* _Input rows_
◆ ◆ ◆ ◆
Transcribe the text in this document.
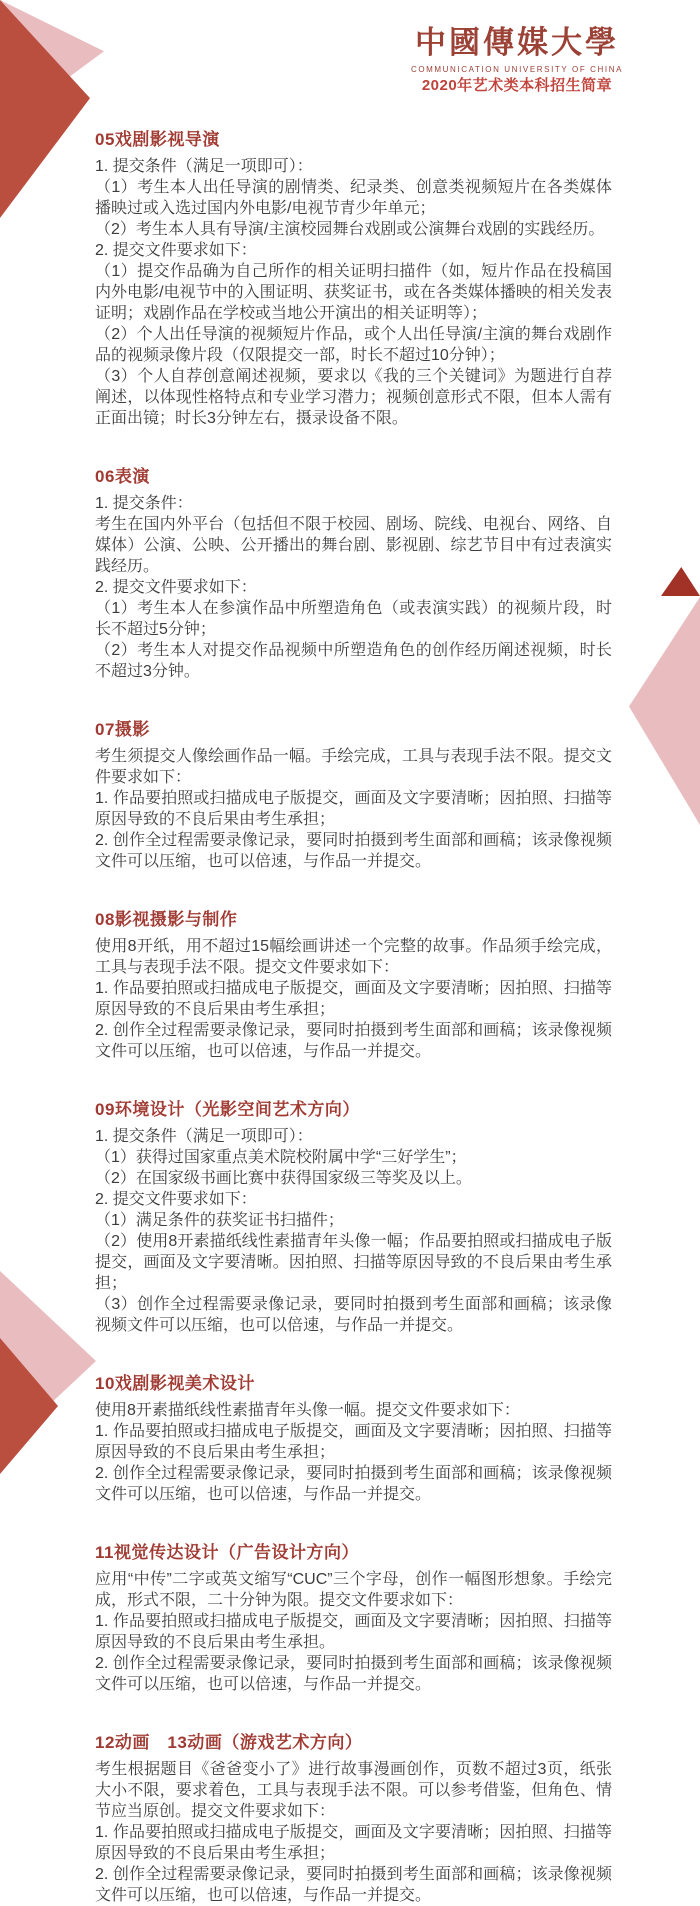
中國傳媒大學
COMMUNICATION UNIVERSITY OF CHINA
2020年艺术类本科招生简章
05戏剧影视导演

1. 提交条件（满足一项即可）：

（1）考生本人出任导演的剧情类、纪录类、创意类视频短片在各类媒体播映过或入选过国内外电影/电视节青少年单元；

（2）考生本人具有导演/主演校园舞台戏剧或公演舞台戏剧的实践经历。

2. 提交文件要求如下：

（1）提交作品确为自己所作的相关证明扫描件（如，短片作品在投稿国内外电影/电视节中的入围证明、获奖证书，或在各类媒体播映的相关发表证明；戏剧作品在学校或当地公开演出的相关证明等）；

（2）个人出任导演的视频短片作品，或个人出任导演/主演的舞台戏剧作品的视频录像片段（仅限提交一部，时长不超过10分钟）；

（3）个人自荐创意阐述视频，要求以《我的三个关键词》为题进行自荐阐述，以体现性格特点和专业学习潜力；视频创意形式不限，但本人需有正面出镜；时长3分钟左右，摄录设备不限。

06表演

1. 提交条件：

考生在国内外平台（包括但不限于校园、剧场、院线、电视台、网络、自媒体）公演、公映、公开播出的舞台剧、影视剧、综艺节目中有过表演实践经历。

2. 提交文件要求如下：

（1）考生本人在参演作品中所塑造角色（或表演实践）的视频片段，时长不超过5分钟；

（2）考生本人对提交作品视频中所塑造角色的创作经历阐述视频，时长不超过3分钟。

07摄影

考生须提交人像绘画作品一幅。手绘完成，工具与表现手法不限。提交文件要求如下：

1. 作品要拍照或扫描成电子版提交，画面及文字要清晰；因拍照、扫描等原因导致的不良后果由考生承担；

2. 创作全过程需要录像记录，要同时拍摄到考生面部和画稿；该录像视频文件可以压缩，也可以倍速，与作品一并提交。

08影视摄影与制作

使用8开纸，用不超过15幅绘画讲述一个完整的故事。作品须手绘完成，工具与表现手法不限。提交文件要求如下：

1. 作品要拍照或扫描成电子版提交，画面及文字要清晰；因拍照、扫描等原因导致的不良后果由考生承担；

2. 创作全过程需要录像记录，要同时拍摄到考生面部和画稿；该录像视频文件可以压缩，也可以倍速，与作品一并提交。

09环境设计（光影空间艺术方向）

1. 提交条件（满足一项即可）：

（1）获得过国家重点美术院校附属中学“三好学生”；

（2）在国家级书画比赛中获得国家级三等奖及以上。

2. 提交文件要求如下：

（1）满足条件的获奖证书扫描件；

（2）使用8开素描纸线性素描青年头像一幅；作品要拍照或扫描成电子版提交，画面及文字要清晰。因拍照、扫描等原因导致的不良后果由考生承担；

（3）创作全过程需要录像记录，要同时拍摄到考生面部和画稿；该录像视频文件可以压缩，也可以倍速，与作品一并提交。

10戏剧影视美术设计

使用8开素描纸线性素描青年头像一幅。提交文件要求如下：

1. 作品要拍照或扫描成电子版提交，画面及文字要清晰；因拍照、扫描等原因导致的不良后果由考生承担；

2. 创作全过程需要录像记录，要同时拍摄到考生面部和画稿；该录像视频文件可以压缩，也可以倍速，与作品一并提交。

11视觉传达设计（广告设计方向）

应用“中传”二字或英文缩写“CUC”三个字母，创作一幅图形想象。手绘完成，形式不限，二十分钟为限。提交文件要求如下：

1. 作品要拍照或扫描成电子版提交，画面及文字要清晰；因拍照、扫描等原因导致的不良后果由考生承担。

2. 创作全过程需要录像记录，要同时拍摄到考生面部和画稿；该录像视频文件可以压缩，也可以倍速，与作品一并提交。

12动画　13动画（游戏艺术方向）

考生根据题目《爸爸变小了》进行故事漫画创作，页数不超过3页，纸张大小不限，要求着色，工具与表现手法不限。可以参考借鉴，但角色、情节应当原创。提交文件要求如下：

1. 作品要拍照或扫描成电子版提交，画面及文字要清晰；因拍照、扫描等原因导致的不良后果由考生承担；

2. 创作全过程需要录像记录，要同时拍摄到考生面部和画稿；该录像视频文件可以压缩，也可以倍速，与作品一并提交。
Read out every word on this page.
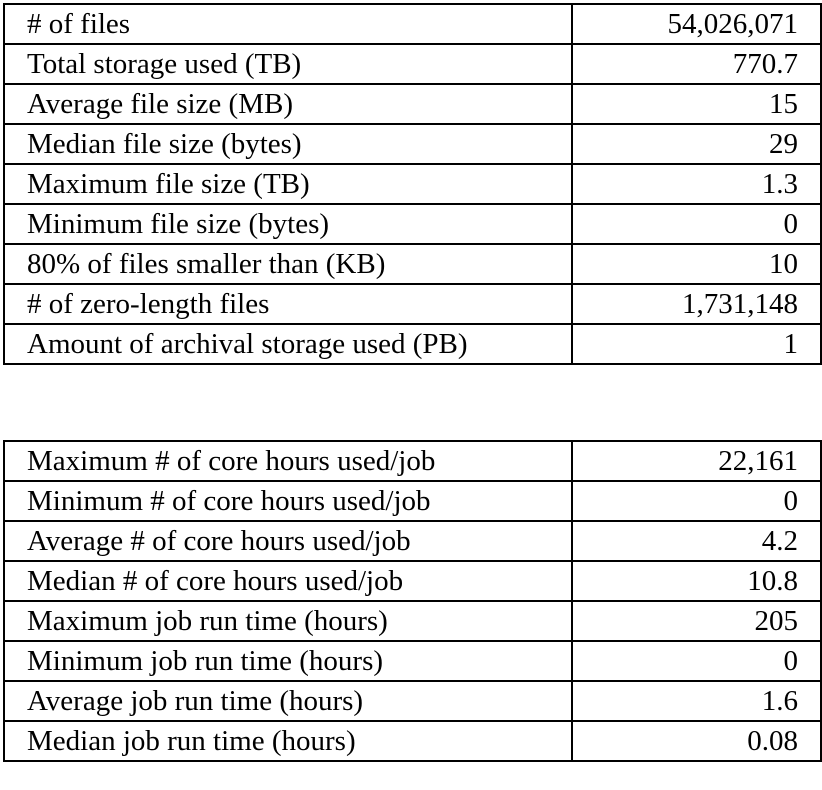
# of files	54,026,071
Total storage used (TB)	770.7
Average file size (MB)	15
Median file size (bytes)	29
Maximum file size (TB)	1.3
Minimum file size (bytes)	0
80% of files smaller than (KB)	10
# of zero-length files	1,731,148
Amount of archival storage used (PB)	1
Maximum # of core hours used/job	22,161
Minimum # of core hours used/job	0
Average # of core hours used/job	4.2
Median # of core hours used/job	10.8
Maximum job run time (hours)	205
Minimum job run time (hours)	0
Average job run time (hours)	1.6
Median job run time (hours)	0.08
◆ ◆ ◆ ◆
* _Instruction_
Leave out the pictures and output every record above precisely as given.

* _Exercise answer_
Transcribe the text in this document.
中國傳媒大學
COMMUNICATION UNIVERSITY OF CHINA
2020年艺术类本科招生简章
05戏剧影视导演

1. 提交条件（满足一项即可）：

（1）考生本人出任导演的剧情类、纪录类、创意类视频短片在各类媒体播映过或入选过国内外电影/电视节青少年单元；

（2）考生本人具有导演/主演校园舞台戏剧或公演舞台戏剧的实践经历。

2. 提交文件要求如下：

（1）提交作品确为自己所作的相关证明扫描件（如，短片作品在投稿国内外电影/电视节中的入围证明、获奖证书，或在各类媒体播映的相关发表证明；戏剧作品在学校或当地公开演出的相关证明等）；

（2）个人出任导演的视频短片作品，或个人出任导演/主演的舞台戏剧作品的视频录像片段（仅限提交一部，时长不超过10分钟）；

（3）个人自荐创意阐述视频，要求以《我的三个关键词》为题进行自荐阐述，以体现性格特点和专业学习潜力；视频创意形式不限，但本人需有正面出镜；时长3分钟左右，摄录设备不限。

06表演

1. 提交条件：

考生在国内外平台（包括但不限于校园、剧场、院线、电视台、网络、自媒体）公演、公映、公开播出的舞台剧、影视剧、综艺节目中有过表演实践经历。

2. 提交文件要求如下：

（1）考生本人在参演作品中所塑造角色（或表演实践）的视频片段，时长不超过5分钟；

（2）考生本人对提交作品视频中所塑造角色的创作经历阐述视频，时长不超过3分钟。

07摄影

考生须提交人像绘画作品一幅。手绘完成，工具与表现手法不限。提交文件要求如下：

1. 作品要拍照或扫描成电子版提交，画面及文字要清晰；因拍照、扫描等原因导致的不良后果由考生承担；

2. 创作全过程需要录像记录，要同时拍摄到考生面部和画稿；该录像视频文件可以压缩，也可以倍速，与作品一并提交。

08影视摄影与制作

使用8开纸，用不超过15幅绘画讲述一个完整的故事。作品须手绘完成，工具与表现手法不限。提交文件要求如下：

1. 作品要拍照或扫描成电子版提交，画面及文字要清晰；因拍照、扫描等原因导致的不良后果由考生承担；

2. 创作全过程需要录像记录，要同时拍摄到考生面部和画稿；该录像视频文件可以压缩，也可以倍速，与作品一并提交。

09环境设计（光影空间艺术方向）

1. 提交条件（满足一项即可）：

（1）获得过国家重点美术院校附属中学“三好学生”；

（2）在国家级书画比赛中获得国家级三等奖及以上。

2. 提交文件要求如下：

（1）满足条件的获奖证书扫描件；

（2）使用8开素描纸线性素描青年头像一幅；作品要拍照或扫描成电子版提交，画面及文字要清晰。因拍照、扫描等原因导致的不良后果由考生承担；

（3）创作全过程需要录像记录，要同时拍摄到考生面部和画稿；该录像视频文件可以压缩，也可以倍速，与作品一并提交。

10戏剧影视美术设计

使用8开素描纸线性素描青年头像一幅。提交文件要求如下：

1. 作品要拍照或扫描成电子版提交，画面及文字要清晰；因拍照、扫描等原因导致的不良后果由考生承担；

2. 创作全过程需要录像记录，要同时拍摄到考生面部和画稿；该录像视频文件可以压缩，也可以倍速，与作品一并提交。

11视觉传达设计（广告设计方向）

应用“中传”二字或英文缩写“CUC”三个字母，创作一幅图形想象。手绘完成，形式不限，二十分钟为限。提交文件要求如下：

1. 作品要拍照或扫描成电子版提交，画面及文字要清晰；因拍照、扫描等原因导致的不良后果由考生承担。

2. 创作全过程需要录像记录，要同时拍摄到考生面部和画稿；该录像视频文件可以压缩，也可以倍速，与作品一并提交。

12动画　13动画（游戏艺术方向）

考生根据题目《爸爸变小了》进行故事漫画创作，页数不超过3页，纸张大小不限，要求着色，工具与表现手法不限。可以参考借鉴，但角色、情节应当原创。提交文件要求如下：

1. 作品要拍照或扫描成电子版提交，画面及文字要清晰；因拍照、扫描等原因导致的不良后果由考生承担；

2. 创作全过程需要录像记录，要同时拍摄到考生面部和画稿；该录像视频文件可以压缩，也可以倍速，与作品一并提交。
Read out every word on this page.
# of files	54,026,071
Total storage used (TB)	770.7
Average file size (MB)	15
Median file size (bytes)	29
Maximum file size (TB)	1.3
Minimum file size (bytes)	0
80% of files smaller than (KB)	10
# of zero-length files	1,731,148
Amount of archival storage used (PB)	1
Maximum # of core hours used/job	22,161
Minimum # of core hours used/job	0
Average # of core hours used/job	4.2
Median # of core hours used/job	10.8
Maximum job run time (hours)	205
Minimum job run time (hours)	0
Average job run time (hours)	1.6
Median job run time (hours)	0.08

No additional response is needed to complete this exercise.